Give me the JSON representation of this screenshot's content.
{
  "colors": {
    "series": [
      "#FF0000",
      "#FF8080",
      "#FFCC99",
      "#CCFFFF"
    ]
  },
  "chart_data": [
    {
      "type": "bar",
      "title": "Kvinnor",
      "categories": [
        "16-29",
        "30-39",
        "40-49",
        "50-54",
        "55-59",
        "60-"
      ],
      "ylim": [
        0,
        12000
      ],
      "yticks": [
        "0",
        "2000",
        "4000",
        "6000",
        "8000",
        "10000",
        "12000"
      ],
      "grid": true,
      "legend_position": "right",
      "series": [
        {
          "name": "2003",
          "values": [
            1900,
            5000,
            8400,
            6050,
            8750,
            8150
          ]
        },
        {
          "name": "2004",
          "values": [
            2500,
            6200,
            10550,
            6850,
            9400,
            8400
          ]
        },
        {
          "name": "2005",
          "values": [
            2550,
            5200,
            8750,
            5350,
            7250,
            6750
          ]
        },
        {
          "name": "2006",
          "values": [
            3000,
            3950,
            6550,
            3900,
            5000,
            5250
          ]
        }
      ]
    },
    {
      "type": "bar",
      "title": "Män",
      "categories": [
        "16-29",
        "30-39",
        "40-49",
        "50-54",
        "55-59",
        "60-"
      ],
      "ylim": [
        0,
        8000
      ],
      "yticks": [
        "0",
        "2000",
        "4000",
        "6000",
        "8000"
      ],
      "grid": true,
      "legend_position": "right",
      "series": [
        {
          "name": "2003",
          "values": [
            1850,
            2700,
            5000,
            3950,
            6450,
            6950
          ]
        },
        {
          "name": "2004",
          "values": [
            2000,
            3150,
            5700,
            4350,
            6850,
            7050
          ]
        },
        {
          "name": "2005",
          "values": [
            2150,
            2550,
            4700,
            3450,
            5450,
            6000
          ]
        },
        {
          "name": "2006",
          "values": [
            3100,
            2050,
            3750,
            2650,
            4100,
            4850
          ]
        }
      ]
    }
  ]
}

+---+

- Challenge: Return the full listing, character for character.

- Complete answer:
Give me the JSON representation of this screenshot's content.
{
  "colors": {
    "series": [
      "#FF0000",
      "#FF8080",
      "#FFCC99",
      "#CCFFFF"
    ]
  },
  "chart_data": [
    {
      "type": "bar",
      "title": "Kvinnor",
      "categories": [
        "16-29",
        "30-39",
        "40-49",
        "50-54",
        "55-59",
        "60-"
      ],
      "ylim": [
        0,
        12000
      ],
      "yticks": [
        "0",
        "2000",
        "4000",
        "6000",
        "8000",
        "10000",
        "12000"
      ],
      "grid": true,
      "legend_position": "right",
      "series": [
        {
          "name": "2003",
          "values": [
            1900,
            5000,
            8400,
            6050,
            8750,
            8150
          ]
        },
        {
          "name": "2004",
          "values": [
            2500,
            6200,
            10550,
            6850,
            9400,
            8400
          ]
        },
        {
          "name": "2005",
          "values": [
            2550,
            5200,
            8750,
            5350,
            7250,
            6750
          ]
        },
        {
          "name": "2006",
          "values": [
            3000,
            3950,
            6550,
            3900,
            5000,
            5250
          ]
        }
      ]
    },
    {
      "type": "bar",
      "title": "Män",
      "categories": [
        "16-29",
        "30-39",
        "40-49",
        "50-54",
        "55-59",
        "60-"
      ],
      "ylim": [
        0,
        8000
      ],
      "yticks": [
        "0",
        "2000",
        "4000",
        "6000",
        "8000"
      ],
      "grid": true,
      "legend_position": "right",
      "series": [
        {
          "name": "2003",
          "values": [
            1850,
            2700,
            5000,
            3950,
            6450,
            6950
          ]
        },
        {
          "name": "2004",
          "values": [
            2000,
            3150,
            5700,
            4350,
            6850,
            7050
          ]
        },
        {
          "name": "2005",
          "values": [
            2150,
            2550,
            4700,
            3450,
            5450,
            6000
          ]
        },
        {
          "name": "2006",
          "values": [
            3100,
            2050,
            3750,
            2650,
            4100,
            4850
          ]
        }
      ]
    }
  ]
}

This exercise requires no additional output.